— Start of SUPPLIED RECORDS —

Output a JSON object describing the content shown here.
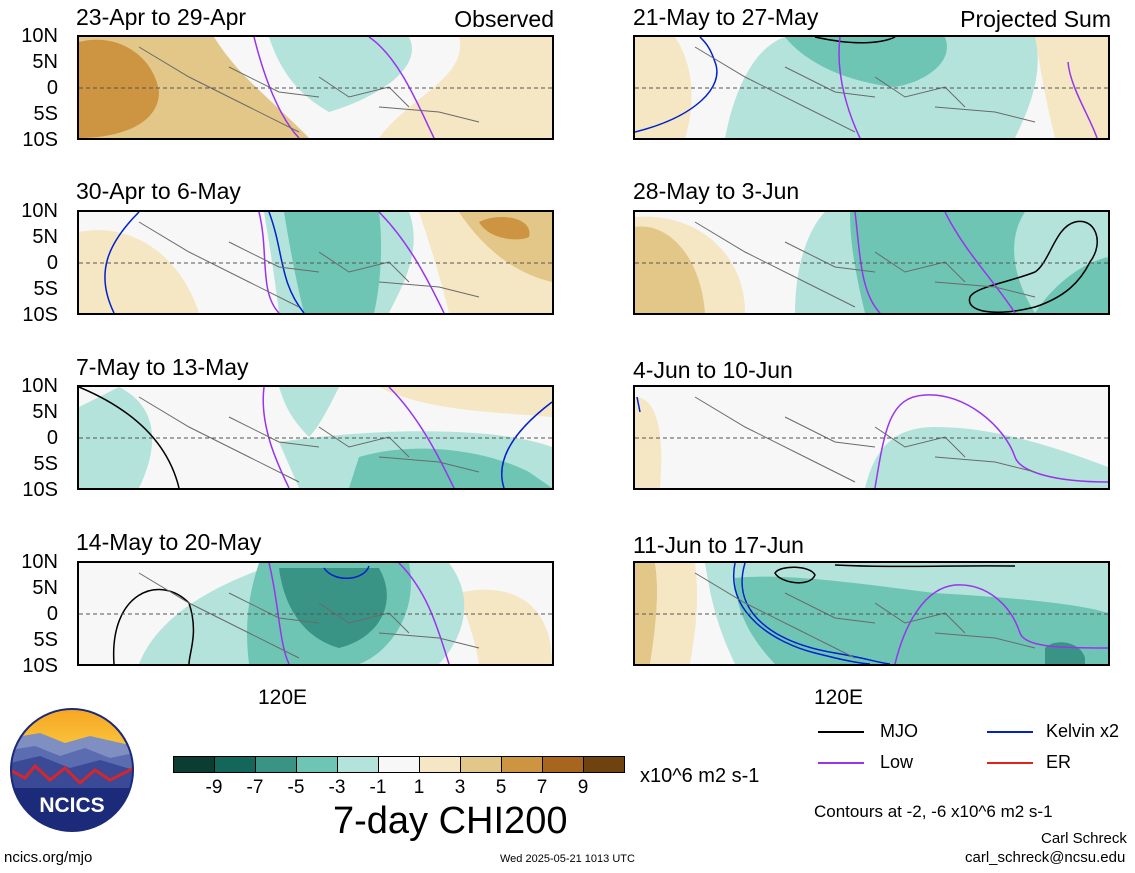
{
  "header": {
    "observed_label": "Observed",
    "projected_label": "Projected Sum"
  },
  "lat_labels": [
    "10N",
    "5N",
    "0",
    "5S",
    "10S"
  ],
  "x_label": "120E",
  "panels": [
    {
      "title": "23-Apr to 29-Apr"
    },
    {
      "title": "30-Apr to 6-May"
    },
    {
      "title": "7-May to 13-May"
    },
    {
      "title": "14-May to 20-May"
    },
    {
      "title": "21-May to 27-May"
    },
    {
      "title": "28-May to 3-Jun"
    },
    {
      "title": "4-Jun to 10-Jun"
    },
    {
      "title": "11-Jun to 17-Jun"
    }
  ],
  "colorbar": {
    "colors": [
      "#0b3d33",
      "#12665a",
      "#3a9485",
      "#6ec5b4",
      "#b4e3db",
      "#f7f7f7",
      "#f5e6c4",
      "#e2c788",
      "#cd9442",
      "#a8651e",
      "#6e4310"
    ],
    "ticks": [
      "-9",
      "-7",
      "-5",
      "-3",
      "-1",
      "1",
      "3",
      "5",
      "7",
      "9"
    ],
    "units": "x10^6 m2 s-1",
    "title": "7-day CHI200"
  },
  "legend": {
    "mjo": {
      "label": "MJO",
      "color": "#000000"
    },
    "kelvin": {
      "label": "Kelvin x2",
      "color": "#0022cc"
    },
    "low": {
      "label": "Low",
      "color": "#9933ee"
    },
    "er": {
      "label": "ER",
      "color": "#e0241b"
    },
    "contours_note": "Contours at -2, -6 x10^6 m2 s-1"
  },
  "logo": {
    "text": "NCICS"
  },
  "footer": {
    "url": "ncics.org/mjo",
    "timestamp": "Wed 2025-05-21 1013 UTC",
    "author": "Carl Schreck",
    "email": "carl_schreck@ncsu.edu"
  },
  "chart_data": {
    "type": "heatmap",
    "title": "7-day CHI200",
    "units": "x10^6 m2 s-1",
    "x_tick_labels": [
      "120E"
    ],
    "y_tick_labels": [
      "10N",
      "5N",
      "0",
      "5S",
      "10S"
    ],
    "ylim": [
      -10,
      10
    ],
    "color_levels": [
      -9,
      -7,
      -5,
      -3,
      -1,
      1,
      3,
      5,
      7,
      9
    ],
    "panels": [
      {
        "title": "23-Apr to 29-Apr",
        "kind": "Observed"
      },
      {
        "title": "30-Apr to 6-May",
        "kind": "Observed"
      },
      {
        "title": "7-May to 13-May",
        "kind": "Observed"
      },
      {
        "title": "14-May to 20-May",
        "kind": "Observed"
      },
      {
        "title": "21-May to 27-May",
        "kind": "Projected Sum"
      },
      {
        "title": "28-May to 3-Jun",
        "kind": "Projected Sum"
      },
      {
        "title": "4-Jun to 10-Jun",
        "kind": "Projected Sum"
      },
      {
        "title": "11-Jun to 17-Jun",
        "kind": "Projected Sum"
      }
    ],
    "contour_series": [
      "MJO",
      "Kelvin x2",
      "Low",
      "ER"
    ],
    "contour_levels": [
      -2,
      -6
    ]
  }
}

— End of SUPPLIED RECORDS —

TASK OBJECTIVE =
Output the records above exactly; leave out the pictures.

OUTPUT FOR THIS TASK =
Output a JSON object describing the content shown here.
{
  "header": {
    "observed_label": "Observed",
    "projected_label": "Projected Sum"
  },
  "lat_labels": [
    "10N",
    "5N",
    "0",
    "5S",
    "10S"
  ],
  "x_label": "120E",
  "panels": [
    {
      "title": "23-Apr to 29-Apr"
    },
    {
      "title": "30-Apr to 6-May"
    },
    {
      "title": "7-May to 13-May"
    },
    {
      "title": "14-May to 20-May"
    },
    {
      "title": "21-May to 27-May"
    },
    {
      "title": "28-May to 3-Jun"
    },
    {
      "title": "4-Jun to 10-Jun"
    },
    {
      "title": "11-Jun to 17-Jun"
    }
  ],
  "colorbar": {
    "colors": [
      "#0b3d33",
      "#12665a",
      "#3a9485",
      "#6ec5b4",
      "#b4e3db",
      "#f7f7f7",
      "#f5e6c4",
      "#e2c788",
      "#cd9442",
      "#a8651e",
      "#6e4310"
    ],
    "ticks": [
      "-9",
      "-7",
      "-5",
      "-3",
      "-1",
      "1",
      "3",
      "5",
      "7",
      "9"
    ],
    "units": "x10^6 m2 s-1",
    "title": "7-day CHI200"
  },
  "legend": {
    "mjo": {
      "label": "MJO",
      "color": "#000000"
    },
    "kelvin": {
      "label": "Kelvin x2",
      "color": "#0022cc"
    },
    "low": {
      "label": "Low",
      "color": "#9933ee"
    },
    "er": {
      "label": "ER",
      "color": "#e0241b"
    },
    "contours_note": "Contours at -2, -6 x10^6 m2 s-1"
  },
  "logo": {
    "text": "NCICS"
  },
  "footer": {
    "url": "ncics.org/mjo",
    "timestamp": "Wed 2025-05-21 1013 UTC",
    "author": "Carl Schreck",
    "email": "carl_schreck@ncsu.edu"
  },
  "chart_data": {
    "type": "heatmap",
    "title": "7-day CHI200",
    "units": "x10^6 m2 s-1",
    "x_tick_labels": [
      "120E"
    ],
    "y_tick_labels": [
      "10N",
      "5N",
      "0",
      "5S",
      "10S"
    ],
    "ylim": [
      -10,
      10
    ],
    "color_levels": [
      -9,
      -7,
      -5,
      -3,
      -1,
      1,
      3,
      5,
      7,
      9
    ],
    "panels": [
      {
        "title": "23-Apr to 29-Apr",
        "kind": "Observed"
      },
      {
        "title": "30-Apr to 6-May",
        "kind": "Observed"
      },
      {
        "title": "7-May to 13-May",
        "kind": "Observed"
      },
      {
        "title": "14-May to 20-May",
        "kind": "Observed"
      },
      {
        "title": "21-May to 27-May",
        "kind": "Projected Sum"
      },
      {
        "title": "28-May to 3-Jun",
        "kind": "Projected Sum"
      },
      {
        "title": "4-Jun to 10-Jun",
        "kind": "Projected Sum"
      },
      {
        "title": "11-Jun to 17-Jun",
        "kind": "Projected Sum"
      }
    ],
    "contour_series": [
      "MJO",
      "Kelvin x2",
      "Low",
      "ER"
    ],
    "contour_levels": [
      -2,
      -6
    ]
  }
}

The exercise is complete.